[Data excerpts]
################

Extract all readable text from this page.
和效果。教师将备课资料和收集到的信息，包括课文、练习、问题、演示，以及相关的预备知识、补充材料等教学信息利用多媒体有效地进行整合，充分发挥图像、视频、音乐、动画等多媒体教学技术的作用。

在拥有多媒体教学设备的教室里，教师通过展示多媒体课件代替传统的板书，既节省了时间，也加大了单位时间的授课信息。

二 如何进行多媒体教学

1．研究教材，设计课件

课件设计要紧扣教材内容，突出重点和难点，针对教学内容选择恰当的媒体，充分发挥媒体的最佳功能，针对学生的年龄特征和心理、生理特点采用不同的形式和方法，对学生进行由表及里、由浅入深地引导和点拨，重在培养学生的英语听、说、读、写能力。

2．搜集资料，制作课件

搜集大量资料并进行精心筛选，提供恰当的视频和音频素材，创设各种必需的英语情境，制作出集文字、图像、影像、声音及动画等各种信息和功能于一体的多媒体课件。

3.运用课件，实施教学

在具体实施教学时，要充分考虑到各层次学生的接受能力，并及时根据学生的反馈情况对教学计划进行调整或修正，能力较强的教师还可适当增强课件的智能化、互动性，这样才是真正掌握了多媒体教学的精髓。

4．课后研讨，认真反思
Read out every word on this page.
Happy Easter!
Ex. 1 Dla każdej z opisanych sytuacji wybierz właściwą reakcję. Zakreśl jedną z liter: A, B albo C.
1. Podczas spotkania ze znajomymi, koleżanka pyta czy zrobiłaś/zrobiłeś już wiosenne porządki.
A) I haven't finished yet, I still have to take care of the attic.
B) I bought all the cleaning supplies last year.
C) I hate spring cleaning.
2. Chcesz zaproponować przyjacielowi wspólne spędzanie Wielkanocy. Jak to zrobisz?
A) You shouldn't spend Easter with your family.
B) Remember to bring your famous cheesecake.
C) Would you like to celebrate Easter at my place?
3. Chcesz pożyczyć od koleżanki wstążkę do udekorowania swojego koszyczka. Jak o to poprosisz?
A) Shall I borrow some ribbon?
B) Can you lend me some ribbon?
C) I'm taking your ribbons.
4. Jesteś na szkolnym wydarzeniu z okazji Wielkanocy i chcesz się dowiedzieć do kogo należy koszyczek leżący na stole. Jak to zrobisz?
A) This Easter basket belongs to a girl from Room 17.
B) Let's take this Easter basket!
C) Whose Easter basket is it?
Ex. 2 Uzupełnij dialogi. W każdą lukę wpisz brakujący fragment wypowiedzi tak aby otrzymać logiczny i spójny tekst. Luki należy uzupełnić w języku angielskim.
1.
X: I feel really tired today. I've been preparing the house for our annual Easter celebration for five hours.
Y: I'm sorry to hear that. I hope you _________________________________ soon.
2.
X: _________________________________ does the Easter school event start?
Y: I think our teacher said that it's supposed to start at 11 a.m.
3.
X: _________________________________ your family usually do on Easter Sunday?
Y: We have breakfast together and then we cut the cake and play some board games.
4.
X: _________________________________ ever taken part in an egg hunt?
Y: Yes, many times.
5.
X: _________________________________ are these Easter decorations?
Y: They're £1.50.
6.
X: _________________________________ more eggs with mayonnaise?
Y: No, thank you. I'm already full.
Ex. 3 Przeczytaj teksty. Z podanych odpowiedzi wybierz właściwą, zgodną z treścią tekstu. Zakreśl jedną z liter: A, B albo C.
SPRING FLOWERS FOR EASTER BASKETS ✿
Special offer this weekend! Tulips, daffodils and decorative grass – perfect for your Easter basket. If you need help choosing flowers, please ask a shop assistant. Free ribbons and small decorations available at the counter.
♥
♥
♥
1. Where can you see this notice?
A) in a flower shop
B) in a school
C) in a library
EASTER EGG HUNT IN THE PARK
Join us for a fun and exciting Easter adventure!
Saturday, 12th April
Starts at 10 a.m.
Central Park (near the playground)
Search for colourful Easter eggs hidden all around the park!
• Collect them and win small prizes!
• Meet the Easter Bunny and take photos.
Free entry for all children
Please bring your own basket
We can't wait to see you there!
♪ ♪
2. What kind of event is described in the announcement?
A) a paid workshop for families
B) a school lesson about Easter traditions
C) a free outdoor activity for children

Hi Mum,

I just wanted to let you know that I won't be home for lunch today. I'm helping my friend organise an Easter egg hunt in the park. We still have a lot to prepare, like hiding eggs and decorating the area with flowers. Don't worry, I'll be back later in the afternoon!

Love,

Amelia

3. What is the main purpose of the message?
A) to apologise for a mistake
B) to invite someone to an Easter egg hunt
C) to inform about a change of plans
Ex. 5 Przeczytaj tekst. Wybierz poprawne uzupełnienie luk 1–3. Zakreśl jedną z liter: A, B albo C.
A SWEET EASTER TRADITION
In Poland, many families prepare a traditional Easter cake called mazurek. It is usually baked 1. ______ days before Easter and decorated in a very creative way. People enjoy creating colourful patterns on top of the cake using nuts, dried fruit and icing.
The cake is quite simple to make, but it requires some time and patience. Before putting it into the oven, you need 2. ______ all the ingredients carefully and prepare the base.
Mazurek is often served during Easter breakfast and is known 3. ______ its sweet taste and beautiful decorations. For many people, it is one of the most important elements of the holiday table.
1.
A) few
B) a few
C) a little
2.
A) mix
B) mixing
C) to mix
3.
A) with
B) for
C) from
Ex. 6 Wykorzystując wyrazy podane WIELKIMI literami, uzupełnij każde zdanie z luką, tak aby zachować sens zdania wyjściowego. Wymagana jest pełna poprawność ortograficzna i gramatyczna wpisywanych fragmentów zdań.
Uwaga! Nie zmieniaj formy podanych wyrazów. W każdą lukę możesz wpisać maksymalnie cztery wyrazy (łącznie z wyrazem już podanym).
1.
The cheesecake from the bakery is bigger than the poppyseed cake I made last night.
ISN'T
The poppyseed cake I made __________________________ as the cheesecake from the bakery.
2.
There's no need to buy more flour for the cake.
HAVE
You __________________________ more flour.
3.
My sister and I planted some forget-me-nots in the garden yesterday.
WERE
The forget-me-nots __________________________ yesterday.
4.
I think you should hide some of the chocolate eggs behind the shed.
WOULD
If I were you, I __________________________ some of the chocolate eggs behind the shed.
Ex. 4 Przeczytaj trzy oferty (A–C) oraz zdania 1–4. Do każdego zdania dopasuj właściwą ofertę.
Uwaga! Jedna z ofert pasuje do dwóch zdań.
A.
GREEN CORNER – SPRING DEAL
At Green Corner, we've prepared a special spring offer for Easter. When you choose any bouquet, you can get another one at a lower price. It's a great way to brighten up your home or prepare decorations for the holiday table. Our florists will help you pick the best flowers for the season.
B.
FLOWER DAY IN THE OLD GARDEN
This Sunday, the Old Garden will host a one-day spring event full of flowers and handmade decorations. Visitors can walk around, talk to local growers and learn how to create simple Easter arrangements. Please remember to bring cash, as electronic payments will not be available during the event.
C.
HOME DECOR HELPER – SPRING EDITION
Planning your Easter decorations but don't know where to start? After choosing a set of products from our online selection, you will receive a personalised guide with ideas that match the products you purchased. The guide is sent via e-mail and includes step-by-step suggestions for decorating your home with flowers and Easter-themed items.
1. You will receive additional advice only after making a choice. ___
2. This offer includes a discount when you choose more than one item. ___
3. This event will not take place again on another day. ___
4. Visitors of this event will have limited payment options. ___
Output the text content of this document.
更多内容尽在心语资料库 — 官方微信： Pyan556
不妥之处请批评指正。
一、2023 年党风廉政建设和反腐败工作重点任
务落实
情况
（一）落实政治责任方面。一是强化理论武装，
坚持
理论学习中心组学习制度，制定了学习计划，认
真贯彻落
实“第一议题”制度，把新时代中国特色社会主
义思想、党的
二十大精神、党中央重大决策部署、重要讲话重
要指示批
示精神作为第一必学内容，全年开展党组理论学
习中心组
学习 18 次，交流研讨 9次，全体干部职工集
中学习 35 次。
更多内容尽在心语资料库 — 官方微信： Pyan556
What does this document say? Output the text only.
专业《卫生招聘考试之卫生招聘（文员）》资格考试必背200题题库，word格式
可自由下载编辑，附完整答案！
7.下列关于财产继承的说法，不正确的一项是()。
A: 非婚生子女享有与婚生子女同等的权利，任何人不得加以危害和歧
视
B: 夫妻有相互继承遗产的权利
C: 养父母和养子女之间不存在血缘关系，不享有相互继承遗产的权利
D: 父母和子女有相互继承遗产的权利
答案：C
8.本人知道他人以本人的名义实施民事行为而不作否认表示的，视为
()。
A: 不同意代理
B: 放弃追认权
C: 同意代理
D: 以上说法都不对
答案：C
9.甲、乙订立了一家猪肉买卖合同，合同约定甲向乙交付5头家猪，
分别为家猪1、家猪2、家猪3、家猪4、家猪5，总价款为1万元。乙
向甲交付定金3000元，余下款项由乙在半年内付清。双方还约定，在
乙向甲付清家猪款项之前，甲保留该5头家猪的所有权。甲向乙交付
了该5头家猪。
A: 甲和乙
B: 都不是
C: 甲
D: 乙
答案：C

################

◆ Work to be completed ◆
All lines from the one containing "Output the text content of this document." through the end of the records, both ends included, are to be quoted exactly; please add nothing else.

◆ Task response ◆
Output the text content of this document.
更多内容尽在心语资料库 — 官方微信： Pyan556
不妥之处请批评指正。
一、2023 年党风廉政建设和反腐败工作重点任
务落实
情况
（一）落实政治责任方面。一是强化理论武装，
坚持
理论学习中心组学习制度，制定了学习计划，认
真贯彻落
实“第一议题”制度，把新时代中国特色社会主
义思想、党的
二十大精神、党中央重大决策部署、重要讲话重
要指示批
示精神作为第一必学内容，全年开展党组理论学
习中心组
学习 18 次，交流研讨 9次，全体干部职工集
中学习 35 次。
更多内容尽在心语资料库 — 官方微信： Pyan556
What does this document say? Output the text only.
专业《卫生招聘考试之卫生招聘（文员）》资格考试必背200题题库，word格式
可自由下载编辑，附完整答案！
7.下列关于财产继承的说法，不正确的一项是()。
A: 非婚生子女享有与婚生子女同等的权利，任何人不得加以危害和歧
视
B: 夫妻有相互继承遗产的权利
C: 养父母和养子女之间不存在血缘关系，不享有相互继承遗产的权利
D: 父母和子女有相互继承遗产的权利
答案：C
8.本人知道他人以本人的名义实施民事行为而不作否认表示的，视为
()。
A: 不同意代理
B: 放弃追认权
C: 同意代理
D: 以上说法都不对
答案：C
9.甲、乙订立了一家猪肉买卖合同，合同约定甲向乙交付5头家猪，
分别为家猪1、家猪2、家猪3、家猪4、家猪5，总价款为1万元。乙
向甲交付定金3000元，余下款项由乙在半年内付清。双方还约定，在
乙向甲付清家猪款项之前，甲保留该5头家猪的所有权。甲向乙交付
了该5头家猪。
A: 甲和乙
B: 都不是
C: 甲
D: 乙
答案：C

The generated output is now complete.